(What the task asks)
Set the listing down again in full, word for word, with the pictures left out.
>> begin Material supplied
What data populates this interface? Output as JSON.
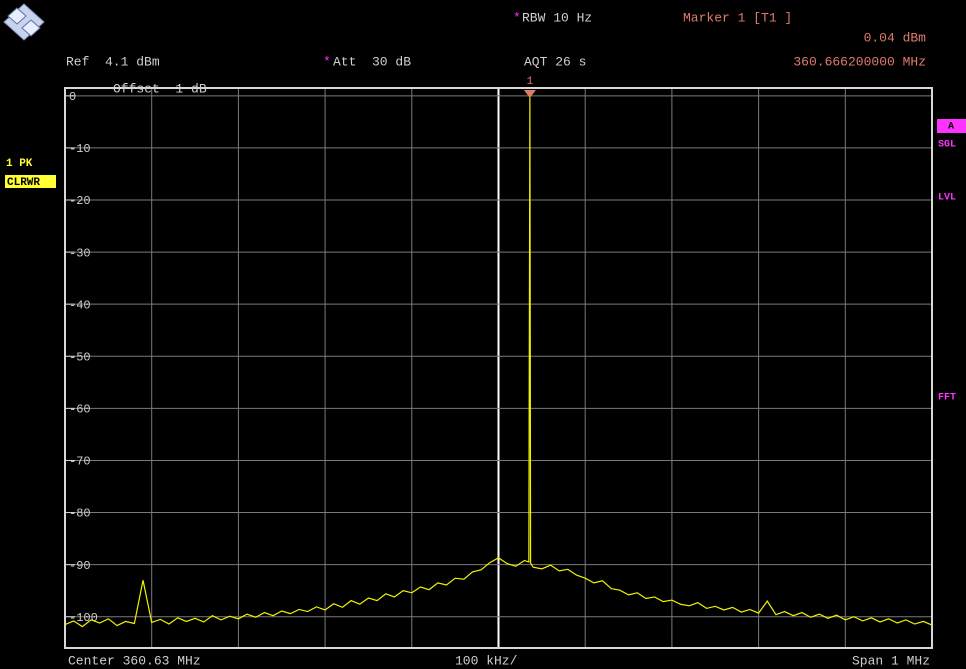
{
  "chart_data": {
    "type": "line",
    "header": {
      "rbw_star": "*",
      "rbw": "RBW 10 Hz",
      "marker": "Marker 1 [T1 ]",
      "marker_level": "0.04 dBm",
      "marker_freq": "360.666200000 MHz",
      "ref": "Ref  4.1 dBm",
      "att_star": "*",
      "att": "Att  30 dB",
      "aqt": "AQT 26 s",
      "offset": "Offset  1 dB",
      "marker_label": "1"
    },
    "trace_label": [
      "1 PK",
      "CLRWR"
    ],
    "side_labels": [
      "A",
      "SGL",
      "LVL",
      "FFT"
    ],
    "footer": {
      "center": "Center 360.63 MHz",
      "div": "100 kHz/",
      "span": "Span 1 MHz"
    },
    "xlim": [
      360.13,
      361.13
    ],
    "ylim": [
      -106,
      1.5
    ],
    "yticks": [
      0,
      -10,
      -20,
      -30,
      -40,
      -50,
      -60,
      -70,
      -80,
      -90,
      -100
    ],
    "grid": true,
    "x": [
      360.13,
      360.14,
      360.15,
      360.16,
      360.17,
      360.18,
      360.19,
      360.2,
      360.21,
      360.22,
      360.23,
      360.24,
      360.25,
      360.26,
      360.27,
      360.28,
      360.29,
      360.3,
      360.31,
      360.32,
      360.33,
      360.34,
      360.35,
      360.36,
      360.37,
      360.38,
      360.39,
      360.4,
      360.41,
      360.42,
      360.43,
      360.44,
      360.45,
      360.46,
      360.47,
      360.48,
      360.49,
      360.5,
      360.51,
      360.52,
      360.53,
      360.54,
      360.55,
      360.56,
      360.57,
      360.58,
      360.59,
      360.6,
      360.61,
      360.62,
      360.63,
      360.64,
      360.65,
      360.66,
      360.665,
      360.6662,
      360.667,
      360.67,
      360.68,
      360.69,
      360.7,
      360.71,
      360.72,
      360.73,
      360.74,
      360.75,
      360.76,
      360.77,
      360.78,
      360.79,
      360.8,
      360.81,
      360.82,
      360.83,
      360.84,
      360.85,
      360.86,
      360.87,
      360.88,
      360.89,
      360.9,
      360.91,
      360.92,
      360.93,
      360.94,
      360.95,
      360.96,
      360.97,
      360.98,
      360.99,
      361.0,
      361.01,
      361.02,
      361.03,
      361.04,
      361.05,
      361.06,
      361.07,
      361.08,
      361.09,
      361.1,
      361.11,
      361.12,
      361.13
    ],
    "series": [
      {
        "color": "#f2f200",
        "values": [
          -101.5,
          -100.8,
          -101.9,
          -100.6,
          -101.2,
          -100.4,
          -101.7,
          -100.9,
          -101.3,
          -93.0,
          -101.1,
          -100.5,
          -101.4,
          -100.2,
          -100.9,
          -100.3,
          -101.0,
          -99.8,
          -100.6,
          -99.9,
          -100.4,
          -99.5,
          -100.1,
          -99.2,
          -99.8,
          -98.9,
          -99.4,
          -98.6,
          -99.0,
          -98.1,
          -98.7,
          -97.5,
          -98.2,
          -96.9,
          -97.6,
          -96.4,
          -96.9,
          -95.6,
          -96.2,
          -95.0,
          -95.4,
          -94.3,
          -94.8,
          -93.5,
          -93.9,
          -92.6,
          -92.8,
          -91.4,
          -91.0,
          -89.6,
          -88.7,
          -89.8,
          -90.3,
          -89.2,
          -89.5,
          0.04,
          -89.7,
          -90.5,
          -90.8,
          -90.1,
          -91.2,
          -90.9,
          -92.0,
          -92.6,
          -93.5,
          -93.1,
          -94.6,
          -94.9,
          -95.8,
          -95.4,
          -96.5,
          -96.2,
          -97.1,
          -96.8,
          -97.6,
          -97.9,
          -97.3,
          -98.4,
          -98.0,
          -98.7,
          -98.2,
          -99.1,
          -98.6,
          -99.3,
          -97.0,
          -99.6,
          -99.0,
          -99.8,
          -99.2,
          -100.1,
          -99.5,
          -100.3,
          -99.7,
          -100.6,
          -100.0,
          -100.8,
          -100.2,
          -101.0,
          -100.4,
          -101.2,
          -100.6,
          -101.4,
          -100.9,
          -101.6
        ]
      }
    ]
  }
}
>> end Material supplied
(Task response)
What data populates this interface? Output as JSON.
{
  "chart_data": {
    "type": "line",
    "header": {
      "rbw_star": "*",
      "rbw": "RBW 10 Hz",
      "marker": "Marker 1 [T1 ]",
      "marker_level": "0.04 dBm",
      "marker_freq": "360.666200000 MHz",
      "ref": "Ref  4.1 dBm",
      "att_star": "*",
      "att": "Att  30 dB",
      "aqt": "AQT 26 s",
      "offset": "Offset  1 dB",
      "marker_label": "1"
    },
    "trace_label": [
      "1 PK",
      "CLRWR"
    ],
    "side_labels": [
      "A",
      "SGL",
      "LVL",
      "FFT"
    ],
    "footer": {
      "center": "Center 360.63 MHz",
      "div": "100 kHz/",
      "span": "Span 1 MHz"
    },
    "xlim": [
      360.13,
      361.13
    ],
    "ylim": [
      -106,
      1.5
    ],
    "yticks": [
      0,
      -10,
      -20,
      -30,
      -40,
      -50,
      -60,
      -70,
      -80,
      -90,
      -100
    ],
    "grid": true,
    "x": [
      360.13,
      360.14,
      360.15,
      360.16,
      360.17,
      360.18,
      360.19,
      360.2,
      360.21,
      360.22,
      360.23,
      360.24,
      360.25,
      360.26,
      360.27,
      360.28,
      360.29,
      360.3,
      360.31,
      360.32,
      360.33,
      360.34,
      360.35,
      360.36,
      360.37,
      360.38,
      360.39,
      360.4,
      360.41,
      360.42,
      360.43,
      360.44,
      360.45,
      360.46,
      360.47,
      360.48,
      360.49,
      360.5,
      360.51,
      360.52,
      360.53,
      360.54,
      360.55,
      360.56,
      360.57,
      360.58,
      360.59,
      360.6,
      360.61,
      360.62,
      360.63,
      360.64,
      360.65,
      360.66,
      360.665,
      360.6662,
      360.667,
      360.67,
      360.68,
      360.69,
      360.7,
      360.71,
      360.72,
      360.73,
      360.74,
      360.75,
      360.76,
      360.77,
      360.78,
      360.79,
      360.8,
      360.81,
      360.82,
      360.83,
      360.84,
      360.85,
      360.86,
      360.87,
      360.88,
      360.89,
      360.9,
      360.91,
      360.92,
      360.93,
      360.94,
      360.95,
      360.96,
      360.97,
      360.98,
      360.99,
      361.0,
      361.01,
      361.02,
      361.03,
      361.04,
      361.05,
      361.06,
      361.07,
      361.08,
      361.09,
      361.1,
      361.11,
      361.12,
      361.13
    ],
    "series": [
      {
        "color": "#f2f200",
        "values": [
          -101.5,
          -100.8,
          -101.9,
          -100.6,
          -101.2,
          -100.4,
          -101.7,
          -100.9,
          -101.3,
          -93.0,
          -101.1,
          -100.5,
          -101.4,
          -100.2,
          -100.9,
          -100.3,
          -101.0,
          -99.8,
          -100.6,
          -99.9,
          -100.4,
          -99.5,
          -100.1,
          -99.2,
          -99.8,
          -98.9,
          -99.4,
          -98.6,
          -99.0,
          -98.1,
          -98.7,
          -97.5,
          -98.2,
          -96.9,
          -97.6,
          -96.4,
          -96.9,
          -95.6,
          -96.2,
          -95.0,
          -95.4,
          -94.3,
          -94.8,
          -93.5,
          -93.9,
          -92.6,
          -92.8,
          -91.4,
          -91.0,
          -89.6,
          -88.7,
          -89.8,
          -90.3,
          -89.2,
          -89.5,
          0.04,
          -89.7,
          -90.5,
          -90.8,
          -90.1,
          -91.2,
          -90.9,
          -92.0,
          -92.6,
          -93.5,
          -93.1,
          -94.6,
          -94.9,
          -95.8,
          -95.4,
          -96.5,
          -96.2,
          -97.1,
          -96.8,
          -97.6,
          -97.9,
          -97.3,
          -98.4,
          -98.0,
          -98.7,
          -98.2,
          -99.1,
          -98.6,
          -99.3,
          -97.0,
          -99.6,
          -99.0,
          -99.8,
          -99.2,
          -100.1,
          -99.5,
          -100.3,
          -99.7,
          -100.6,
          -100.0,
          -100.8,
          -100.2,
          -101.0,
          -100.4,
          -101.2,
          -100.6,
          -101.4,
          -100.9,
          -101.6
        ]
      }
    ]
  }
}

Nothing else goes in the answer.